= WHAT THE TASK REQUIRES =
Pick out each line containing the string "City".

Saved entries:
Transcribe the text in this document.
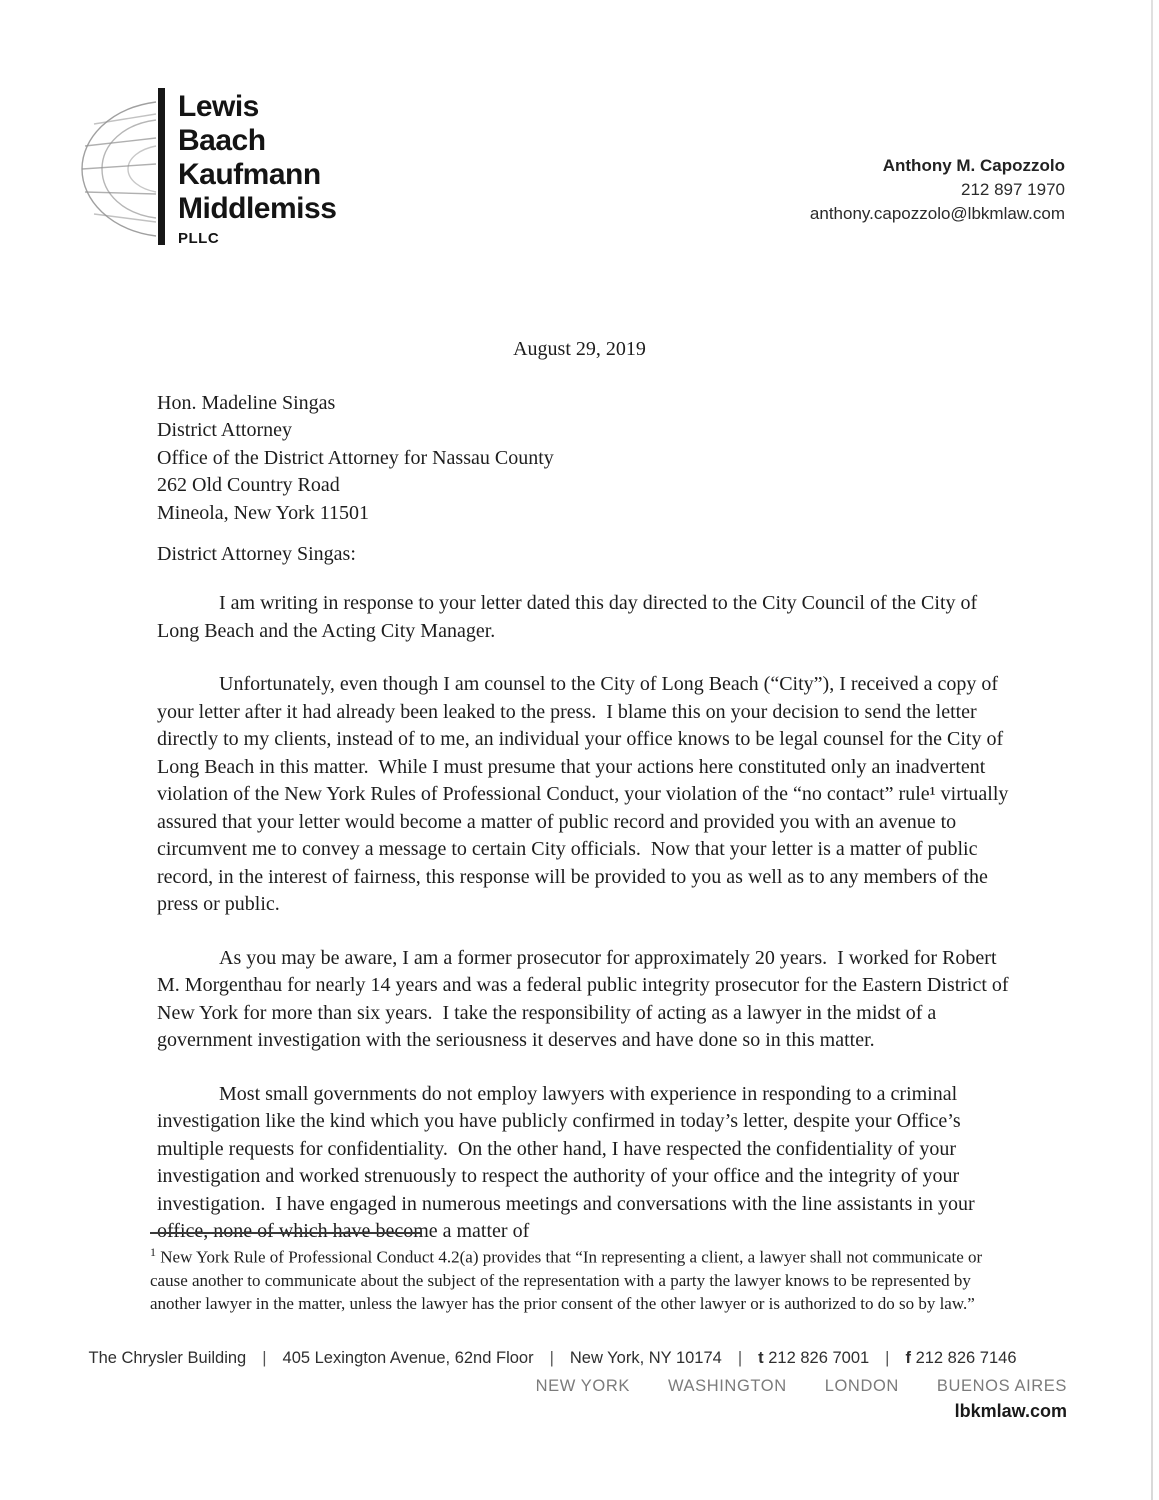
Lewis
Baach
Kaufmann
Middlemiss
PLLC
Anthony M. Capozzolo
212 897 1970
anthony.capozzolo@lbkmlaw.com
August 29, 2019
Hon. Madeline Singas
District Attorney
Office of the District Attorney for Nassau County
262 Old Country Road
Mineola, New York 11501
District Attorney Singas:

I am writing in response to your letter dated this day directed to the City Council of the City of Long Beach and the Acting City Manager.

Unfortunately, even though I am counsel to the City of Long Beach (“City”), I received a copy of your letter after it had already been leaked to the press.  I blame this on your decision to send the letter directly to my clients, instead of to me, an individual your office knows to be legal counsel for the City of Long Beach in this matter.  While I must presume that your actions here constituted only an inadvertent violation of the New York Rules of Professional Conduct, your violation of the “no contact” rule¹ virtually assured that your letter would become a matter of public record and provided you with an avenue to circumvent me to convey a message to certain City officials.  Now that your letter is a matter of public record, in the interest of fairness, this response will be provided to you as well as to any members of the press or public.

As you may be aware, I am a former prosecutor for approximately 20 years.  I worked for Robert M. Morgenthau for nearly 14 years and was a federal public integrity prosecutor for the Eastern District of New York for more than six years.  I take the responsibility of acting as a lawyer in the midst of a government investigation with the seriousness it deserves and have done so in this matter.

Most small governments do not employ lawyers with experience in responding to a criminal investigation like the kind which you have publicly confirmed in today’s letter, despite your Office’s multiple requests for confidentiality.  On the other hand, I have respected the confidentiality of your investigation and worked strenuously to respect the authority of your office and the integrity of your investigation.  I have engaged in numerous meetings and conversations with the line assistants in your office, none of which have become a matter of

$^1$ New York Rule of Professional Conduct 4.2(a) provides that “In representing a client, a lawyer shall not communicate or cause another to communicate about the subject of the representation with a party the lawyer knows to be represented by another lawyer in the matter, unless the lawyer has the prior consent of the other lawyer or is authorized to do so by law.”
The Chrysler Building | 405 Lexington Avenue, 62nd Floor | New York, NY 10174 | t 212 826 7001 | f 212 826 7146
NEW YORK WASHINGTON LONDON BUENOS AIRES
lbkmlaw.com
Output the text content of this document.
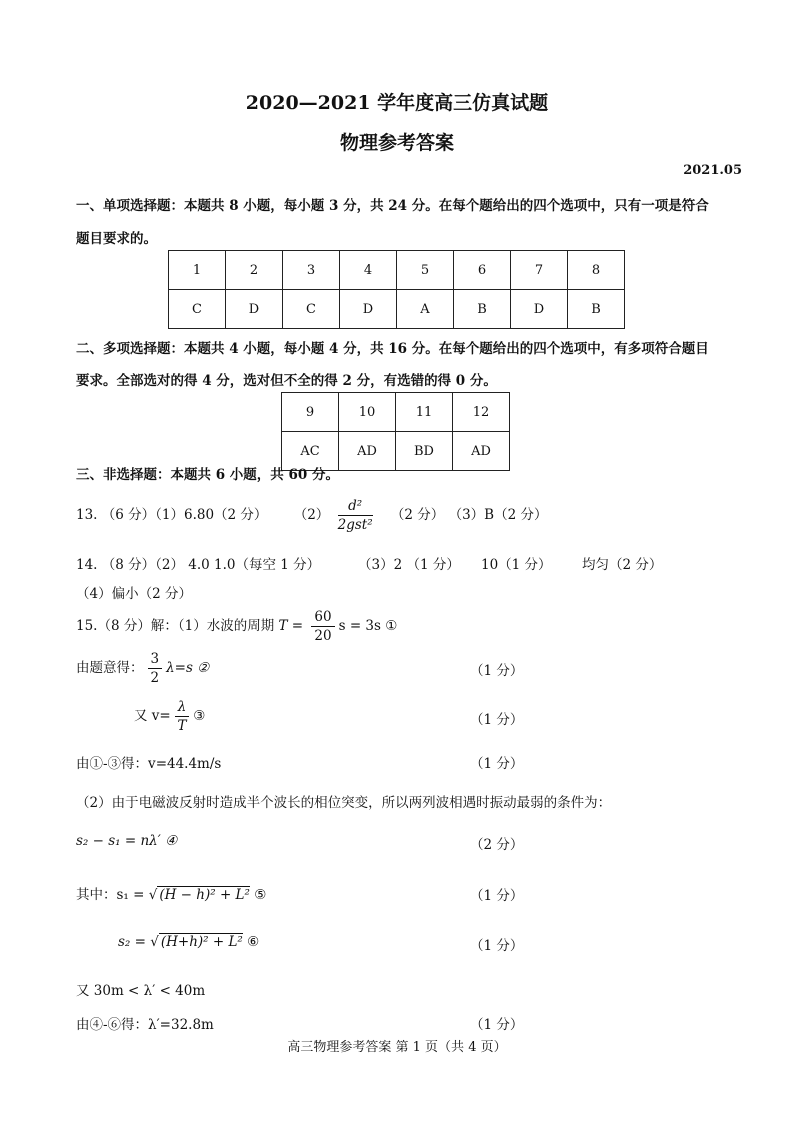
2020—2021 学年度高三仿真试题
物理参考答案
2021.05
一、单项选择题：本题共 8 小题，每小题 3 分，共 24 分。在每个题给出的四个选项中，只有一项是符合
题目要求的。
1	2	3	4	5	6	7	8
C	D	C	D	A	B	D	B
二、多项选择题：本题共 4 小题，每小题 4 分，共 16 分。在每个题给出的四个选项中，有多项符合题目
要求。全部选对的得 4 分，选对但不全的得 2 分，有选错的得 0 分。
9	10	11	12
AC	AD	BD	AD
三、非选择题：本题共 6 小题，共 60 分。
13. （6 分）（1）6.80（2 分） $(2) \frac{\text{d²}}{\text{2gst²}} (2$ 分） （3）B（2 分）
14. （8 分）（2） 4.0 1.0（每空 1 分）	（3）2 （1 分） 10（1 分） 均匀（2 分）
（4）偏小（2 分）
15.（8 分）解：（1）水波的周期 $T = \frac{60}{20}$ s = 3s ①
由题意得： $\frac{3}{2} \lambda=s$ ②	（1 分）
又 $v= \frac{\lambda}{T}$ ③	（1 分）
由①-③得：v=44.4m/s	（1 分）
（2）由于电磁波反射时造成半个波长的相位突变，所以两列波相遇时振动最弱的条件为：
s₂ − s₁ = nλ′ ④	（2 分）
其中：s₁ = √ (H − h)² + L² ⑤	（1 分）
s₂ = √ (H+h)² + L² ⑥	（1 分）
又 30m < λ′ < 40m
由④-⑥得：λ′=32.8m	（1 分）
高三物理参考答案 第 1 页（共 4 页）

= SOLUTION FOR THIS TASK =
I am writing in response to your letter dated this day directed to the City Council of the City of Long Beach and the Acting City Manager.
Unfortunately, even though I am counsel to the City of Long Beach (“City”), I received a copy of your letter after it had already been leaked to the press.  I blame this on your decision to send the letter directly to my clients, instead of to me, an individual your office knows to be legal counsel for the City of Long Beach in this matter.  While I must presume that your actions here constituted only an inadvertent violation of the New York Rules of Professional Conduct, your violation of the “no contact” rule¹ virtually assured that your letter would become a matter of public record and provided you with an avenue to circumvent me to convey a message to certain City officials.  Now that your letter is a matter of public record, in the interest of fairness, this response will be provided to you as well as to any members of the press or public.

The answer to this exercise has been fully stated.